Exactly as written, retype the listing below, omitting the pictures.

## begin ITEMS

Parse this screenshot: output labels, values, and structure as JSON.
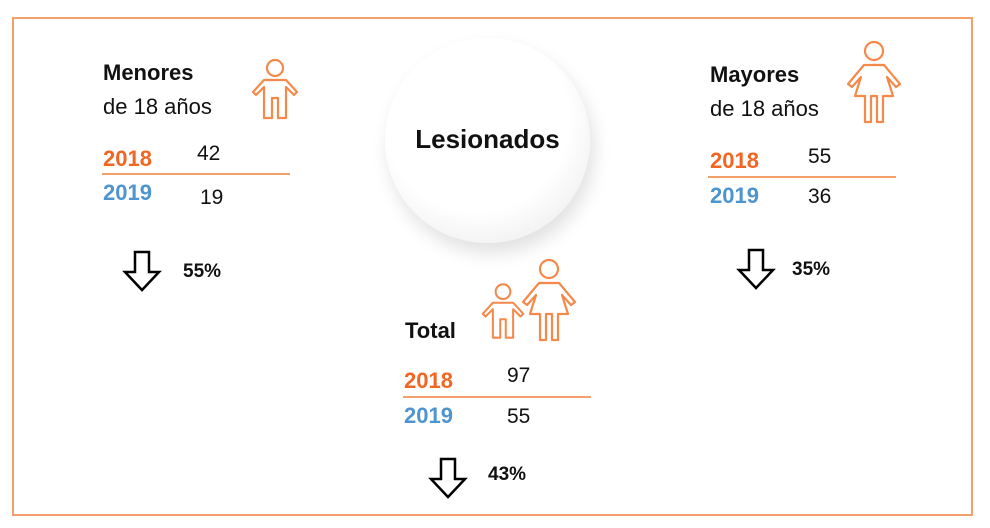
{
  "title": "Lesionados",
  "colors": {
    "accent": "#f26522",
    "year_2019": "#4e95cf",
    "border": "#f4a06b"
  },
  "menores": {
    "heading": "Menores",
    "subheading": "de 18 años",
    "icon": "child-icon",
    "rows": [
      {
        "year": "2018",
        "value": "42"
      },
      {
        "year": "2019",
        "value": "19"
      }
    ],
    "change_icon": "arrow-down-icon",
    "change": "55%"
  },
  "mayores": {
    "heading": "Mayores",
    "subheading": "de 18 años",
    "icon": "woman-icon",
    "rows": [
      {
        "year": "2018",
        "value": "55"
      },
      {
        "year": "2019",
        "value": "36"
      }
    ],
    "change_icon": "arrow-down-icon",
    "change": "35%"
  },
  "total": {
    "heading": "Total",
    "icon": "family-icon",
    "rows": [
      {
        "year": "2018",
        "value": "97"
      },
      {
        "year": "2019",
        "value": "55"
      }
    ],
    "change_icon": "arrow-down-icon",
    "change": "43%"
  }
}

## end ITEMS

[SOLUTION]
Parse this screenshot: output labels, values, and structure as JSON.
{
  "title": "Lesionados",
  "colors": {
    "accent": "#f26522",
    "year_2019": "#4e95cf",
    "border": "#f4a06b"
  },
  "menores": {
    "heading": "Menores",
    "subheading": "de 18 años",
    "icon": "child-icon",
    "rows": [
      {
        "year": "2018",
        "value": "42"
      },
      {
        "year": "2019",
        "value": "19"
      }
    ],
    "change_icon": "arrow-down-icon",
    "change": "55%"
  },
  "mayores": {
    "heading": "Mayores",
    "subheading": "de 18 años",
    "icon": "woman-icon",
    "rows": [
      {
        "year": "2018",
        "value": "55"
      },
      {
        "year": "2019",
        "value": "36"
      }
    ],
    "change_icon": "arrow-down-icon",
    "change": "35%"
  },
  "total": {
    "heading": "Total",
    "icon": "family-icon",
    "rows": [
      {
        "year": "2018",
        "value": "97"
      },
      {
        "year": "2019",
        "value": "55"
      }
    ],
    "change_icon": "arrow-down-icon",
    "change": "43%"
  }
}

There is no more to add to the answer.